== Data extracted from a collection ==
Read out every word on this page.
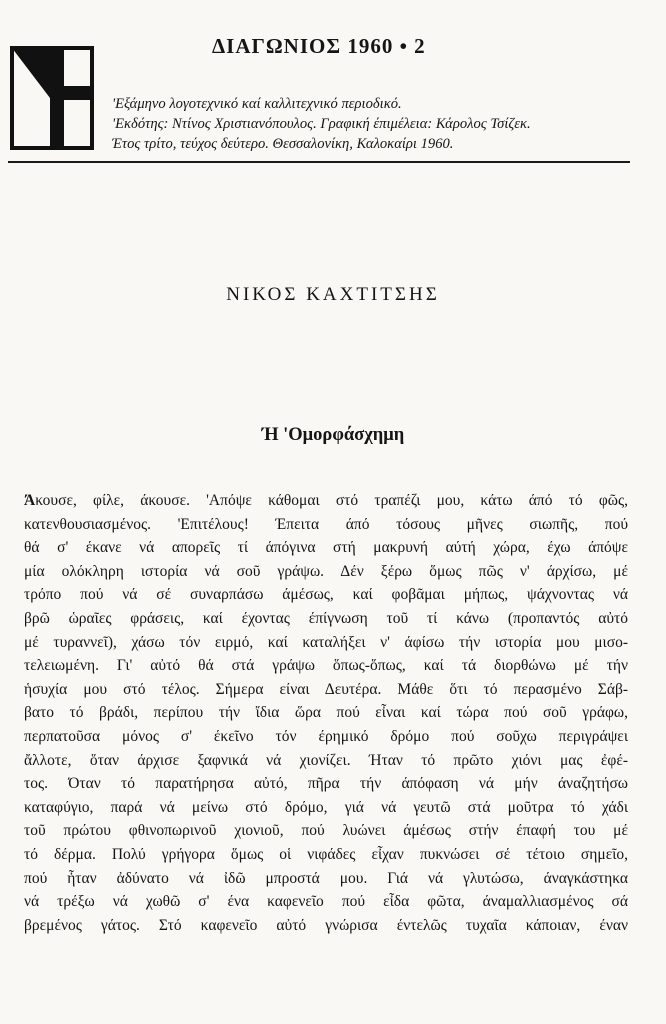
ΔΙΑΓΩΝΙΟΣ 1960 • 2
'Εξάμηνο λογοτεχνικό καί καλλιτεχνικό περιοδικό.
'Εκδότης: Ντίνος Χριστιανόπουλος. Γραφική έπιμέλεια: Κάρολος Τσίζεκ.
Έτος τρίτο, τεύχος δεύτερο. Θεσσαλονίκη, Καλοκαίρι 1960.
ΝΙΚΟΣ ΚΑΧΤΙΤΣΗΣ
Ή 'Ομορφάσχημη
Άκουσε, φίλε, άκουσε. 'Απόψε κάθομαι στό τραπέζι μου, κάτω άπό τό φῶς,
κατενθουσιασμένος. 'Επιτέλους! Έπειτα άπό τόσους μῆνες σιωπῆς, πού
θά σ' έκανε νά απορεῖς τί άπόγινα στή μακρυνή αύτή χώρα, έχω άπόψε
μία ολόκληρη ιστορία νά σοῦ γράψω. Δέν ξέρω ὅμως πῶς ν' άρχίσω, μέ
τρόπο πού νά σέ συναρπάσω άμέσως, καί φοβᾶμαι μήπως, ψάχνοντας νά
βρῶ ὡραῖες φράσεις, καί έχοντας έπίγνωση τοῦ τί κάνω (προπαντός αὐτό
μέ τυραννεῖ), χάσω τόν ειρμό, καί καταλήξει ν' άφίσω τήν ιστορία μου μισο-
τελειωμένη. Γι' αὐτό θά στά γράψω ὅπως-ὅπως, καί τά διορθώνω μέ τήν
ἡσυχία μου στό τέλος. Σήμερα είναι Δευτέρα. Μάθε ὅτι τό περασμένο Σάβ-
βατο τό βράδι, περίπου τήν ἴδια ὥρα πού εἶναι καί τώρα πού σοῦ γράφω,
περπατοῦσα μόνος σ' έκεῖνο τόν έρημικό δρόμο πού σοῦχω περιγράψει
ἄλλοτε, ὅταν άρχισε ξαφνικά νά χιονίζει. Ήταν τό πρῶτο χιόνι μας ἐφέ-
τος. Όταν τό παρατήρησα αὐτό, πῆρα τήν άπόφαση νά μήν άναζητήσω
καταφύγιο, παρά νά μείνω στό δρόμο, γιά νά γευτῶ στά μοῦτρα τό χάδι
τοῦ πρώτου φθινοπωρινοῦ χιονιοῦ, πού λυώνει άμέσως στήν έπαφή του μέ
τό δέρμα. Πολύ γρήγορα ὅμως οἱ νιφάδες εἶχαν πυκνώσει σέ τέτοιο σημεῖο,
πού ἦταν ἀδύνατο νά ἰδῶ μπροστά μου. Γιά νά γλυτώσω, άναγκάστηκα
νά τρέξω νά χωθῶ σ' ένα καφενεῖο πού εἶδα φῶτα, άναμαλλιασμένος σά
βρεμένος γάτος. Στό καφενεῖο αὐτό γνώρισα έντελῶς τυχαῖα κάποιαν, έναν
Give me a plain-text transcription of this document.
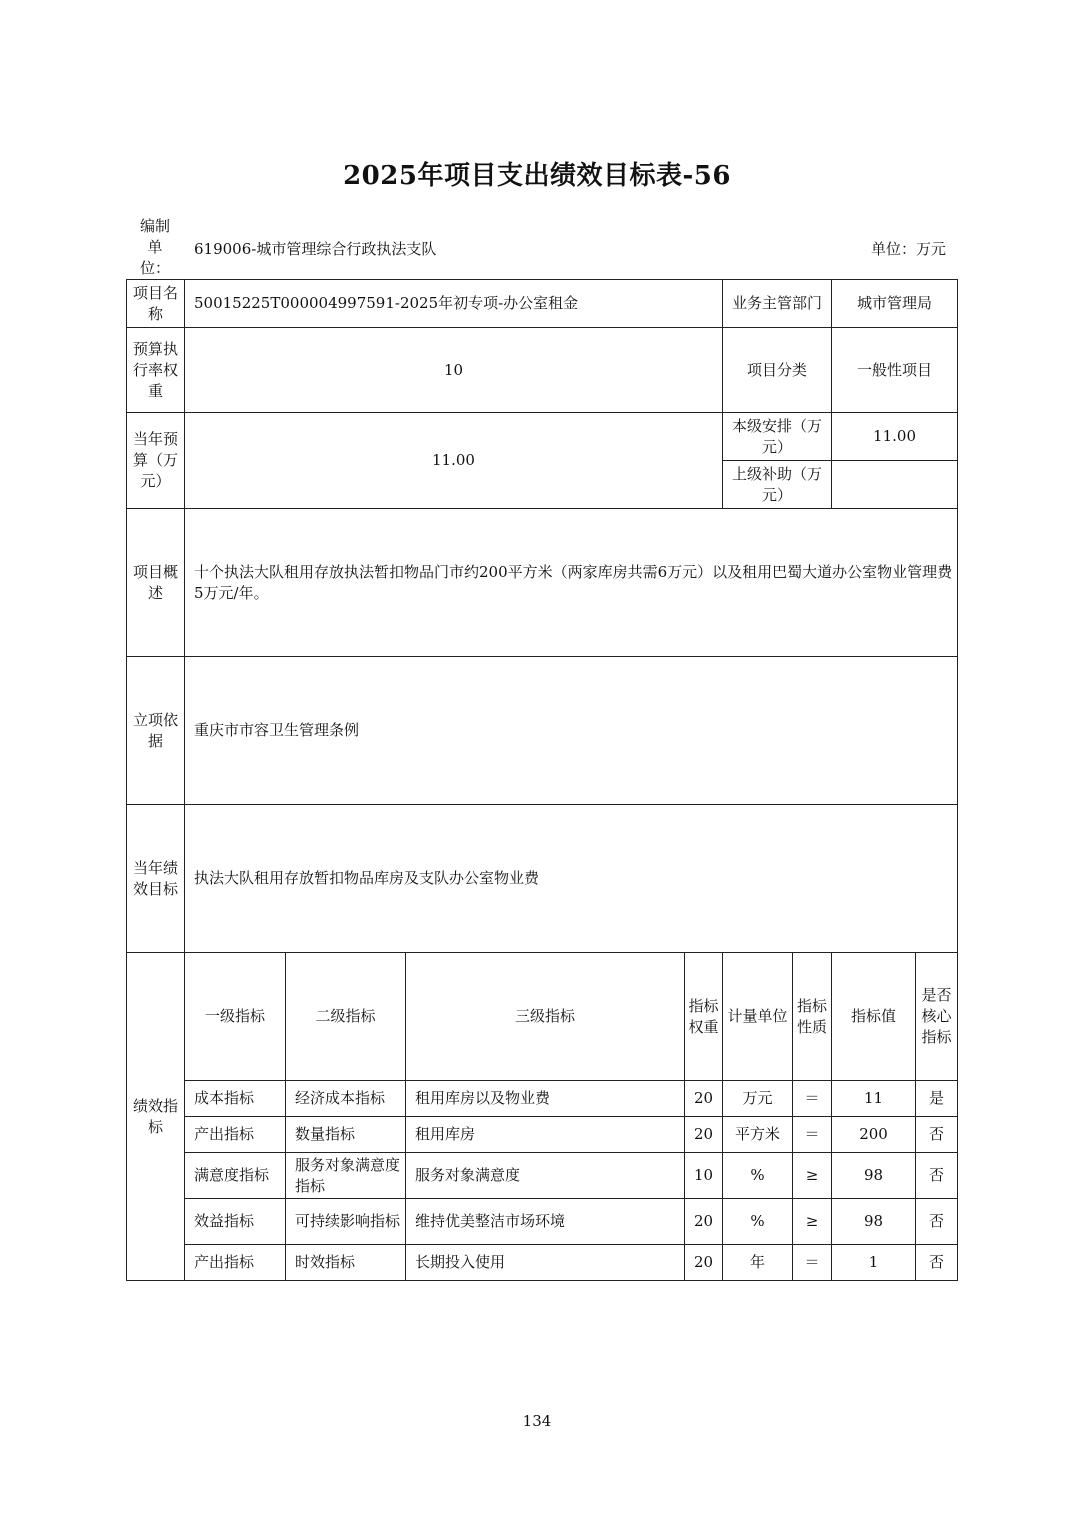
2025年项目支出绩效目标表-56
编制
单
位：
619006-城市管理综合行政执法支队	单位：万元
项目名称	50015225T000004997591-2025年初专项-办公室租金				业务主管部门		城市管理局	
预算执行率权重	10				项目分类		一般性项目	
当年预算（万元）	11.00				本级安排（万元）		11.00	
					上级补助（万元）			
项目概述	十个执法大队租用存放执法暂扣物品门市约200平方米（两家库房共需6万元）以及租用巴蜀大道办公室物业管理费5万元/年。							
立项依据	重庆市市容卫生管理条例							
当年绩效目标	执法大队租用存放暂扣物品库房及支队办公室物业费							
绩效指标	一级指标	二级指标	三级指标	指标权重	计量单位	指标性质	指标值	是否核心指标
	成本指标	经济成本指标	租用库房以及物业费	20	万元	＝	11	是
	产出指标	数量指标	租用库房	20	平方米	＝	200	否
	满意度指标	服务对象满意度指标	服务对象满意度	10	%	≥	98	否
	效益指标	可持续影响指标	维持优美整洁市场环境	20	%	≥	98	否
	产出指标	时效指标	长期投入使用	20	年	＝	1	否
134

---

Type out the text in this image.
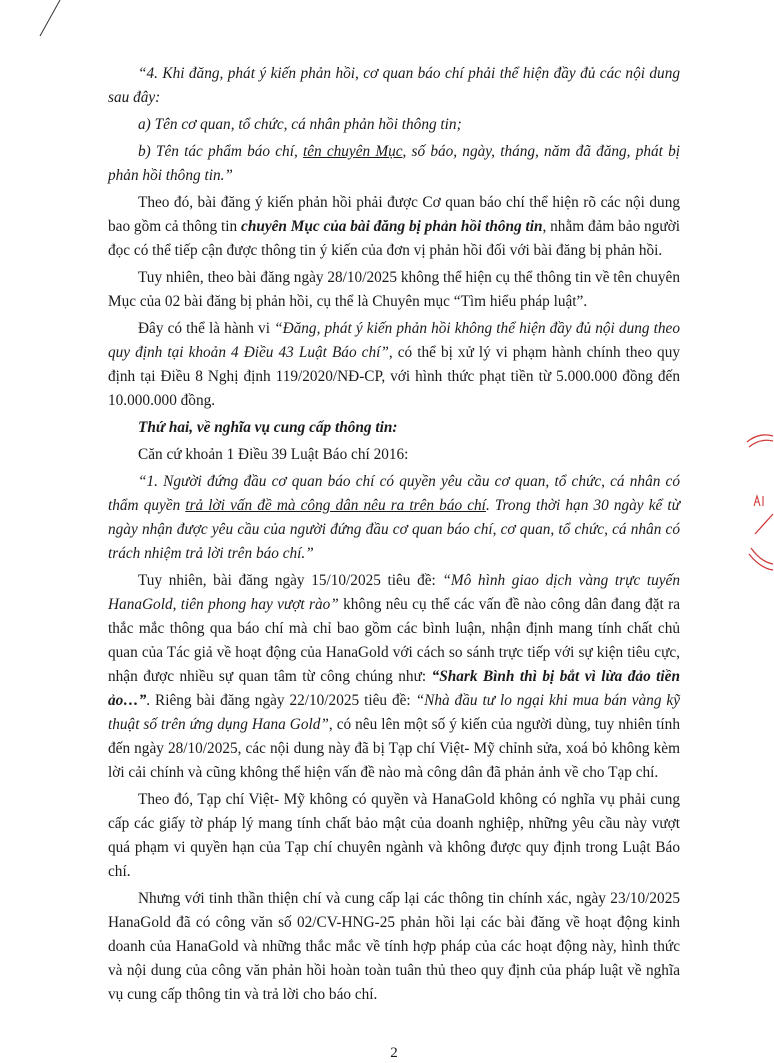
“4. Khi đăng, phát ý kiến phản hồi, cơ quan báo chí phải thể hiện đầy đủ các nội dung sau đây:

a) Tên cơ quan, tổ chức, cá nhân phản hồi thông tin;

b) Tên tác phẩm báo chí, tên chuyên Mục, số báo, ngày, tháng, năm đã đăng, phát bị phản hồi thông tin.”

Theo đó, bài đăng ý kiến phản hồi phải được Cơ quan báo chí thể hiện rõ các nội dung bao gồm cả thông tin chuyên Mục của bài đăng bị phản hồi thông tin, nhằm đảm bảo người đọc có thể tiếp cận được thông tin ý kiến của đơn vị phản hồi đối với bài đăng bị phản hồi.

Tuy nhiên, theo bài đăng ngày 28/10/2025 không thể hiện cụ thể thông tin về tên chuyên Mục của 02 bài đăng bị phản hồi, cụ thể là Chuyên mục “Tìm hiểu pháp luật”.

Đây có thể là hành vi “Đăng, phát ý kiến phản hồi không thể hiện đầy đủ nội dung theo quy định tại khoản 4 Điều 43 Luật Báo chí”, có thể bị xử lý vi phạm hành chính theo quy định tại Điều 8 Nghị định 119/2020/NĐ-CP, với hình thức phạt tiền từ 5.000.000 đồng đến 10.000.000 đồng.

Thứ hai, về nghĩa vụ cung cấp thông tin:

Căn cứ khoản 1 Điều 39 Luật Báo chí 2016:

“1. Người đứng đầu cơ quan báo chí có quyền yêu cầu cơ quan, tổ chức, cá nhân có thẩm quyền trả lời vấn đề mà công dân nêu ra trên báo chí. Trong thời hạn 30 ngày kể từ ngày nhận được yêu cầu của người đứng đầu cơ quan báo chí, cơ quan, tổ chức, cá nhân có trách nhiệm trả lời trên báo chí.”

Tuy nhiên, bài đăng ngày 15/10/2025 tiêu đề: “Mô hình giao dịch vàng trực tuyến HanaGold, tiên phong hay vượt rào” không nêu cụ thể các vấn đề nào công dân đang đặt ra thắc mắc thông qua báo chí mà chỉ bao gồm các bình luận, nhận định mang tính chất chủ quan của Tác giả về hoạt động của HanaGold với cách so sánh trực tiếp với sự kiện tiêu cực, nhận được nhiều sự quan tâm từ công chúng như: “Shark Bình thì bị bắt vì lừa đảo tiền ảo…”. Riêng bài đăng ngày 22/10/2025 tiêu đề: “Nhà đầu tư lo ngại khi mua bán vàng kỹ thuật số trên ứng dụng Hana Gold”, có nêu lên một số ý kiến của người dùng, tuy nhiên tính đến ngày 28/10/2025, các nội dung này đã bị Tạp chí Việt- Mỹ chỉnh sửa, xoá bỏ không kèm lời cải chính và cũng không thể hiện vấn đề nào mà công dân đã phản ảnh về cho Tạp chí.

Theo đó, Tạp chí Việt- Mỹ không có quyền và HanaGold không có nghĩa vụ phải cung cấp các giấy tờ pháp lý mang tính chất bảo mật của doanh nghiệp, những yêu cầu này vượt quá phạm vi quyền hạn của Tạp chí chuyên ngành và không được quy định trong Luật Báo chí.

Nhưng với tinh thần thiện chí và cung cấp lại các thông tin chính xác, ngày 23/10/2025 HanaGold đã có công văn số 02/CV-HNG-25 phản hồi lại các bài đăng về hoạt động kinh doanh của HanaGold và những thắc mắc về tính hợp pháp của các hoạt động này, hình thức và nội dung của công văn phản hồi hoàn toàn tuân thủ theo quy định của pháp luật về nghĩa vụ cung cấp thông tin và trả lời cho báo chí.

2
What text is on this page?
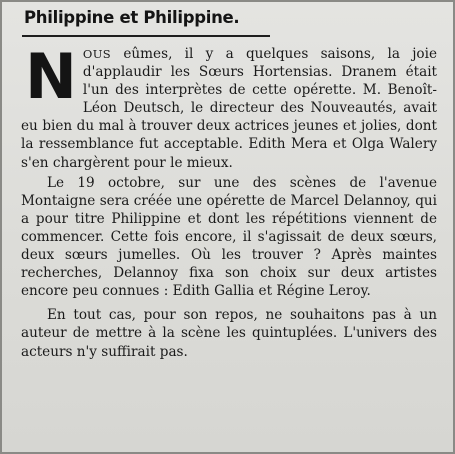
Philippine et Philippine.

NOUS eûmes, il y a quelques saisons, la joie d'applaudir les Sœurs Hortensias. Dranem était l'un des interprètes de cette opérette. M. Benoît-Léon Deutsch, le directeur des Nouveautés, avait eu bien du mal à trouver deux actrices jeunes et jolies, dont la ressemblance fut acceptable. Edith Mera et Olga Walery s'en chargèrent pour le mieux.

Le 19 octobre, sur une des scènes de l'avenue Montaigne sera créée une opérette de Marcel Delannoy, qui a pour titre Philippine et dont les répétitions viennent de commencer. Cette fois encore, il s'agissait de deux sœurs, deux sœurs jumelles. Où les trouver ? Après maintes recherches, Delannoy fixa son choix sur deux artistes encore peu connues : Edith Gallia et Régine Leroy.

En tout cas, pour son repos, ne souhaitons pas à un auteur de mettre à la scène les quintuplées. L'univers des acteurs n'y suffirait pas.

== Description of the task ==
In the lines above, find each one with "người" and list it.

== Written solution ==
Theo đó, bài đăng ý kiến phản hồi phải được Cơ quan báo chí thể hiện rõ các nội dung bao gồm cả thông tin chuyên Mục của bài đăng bị phản hồi thông tin, nhằm đảm bảo người đọc có thể tiếp cận được thông tin ý kiến của đơn vị phản hồi đối với bài đăng bị phản hồi.
“1. Người đứng đầu cơ quan báo chí có quyền yêu cầu cơ quan, tổ chức, cá nhân có thẩm quyền trả lời vấn đề mà công dân nêu ra trên báo chí. Trong thời hạn 30 ngày kể từ ngày nhận được yêu cầu của người đứng đầu cơ quan báo chí, cơ quan, tổ chức, cá nhân có trách nhiệm trả lời trên báo chí.”
Tuy nhiên, bài đăng ngày 15/10/2025 tiêu đề: “Mô hình giao dịch vàng trực tuyến HanaGold, tiên phong hay vượt rào” không nêu cụ thể các vấn đề nào công dân đang đặt ra thắc mắc thông qua báo chí mà chỉ bao gồm các bình luận, nhận định mang tính chất chủ quan của Tác giả về hoạt động của HanaGold với cách so sánh trực tiếp với sự kiện tiêu cực, nhận được nhiều sự quan tâm từ công chúng như: “Shark Bình thì bị bắt vì lừa đảo tiền ảo…”. Riêng bài đăng ngày 22/10/2025 tiêu đề: “Nhà đầu tư lo ngại khi mua bán vàng kỹ thuật số trên ứng dụng Hana Gold”, có nêu lên một số ý kiến của người dùng, tuy nhiên tính đến ngày 28/10/2025, các nội dung này đã bị Tạp chí Việt- Mỹ chỉnh sửa, xoá bỏ không kèm lời cải chính và cũng không thể hiện vấn đề nào mà công dân đã phản ảnh về cho Tạp chí.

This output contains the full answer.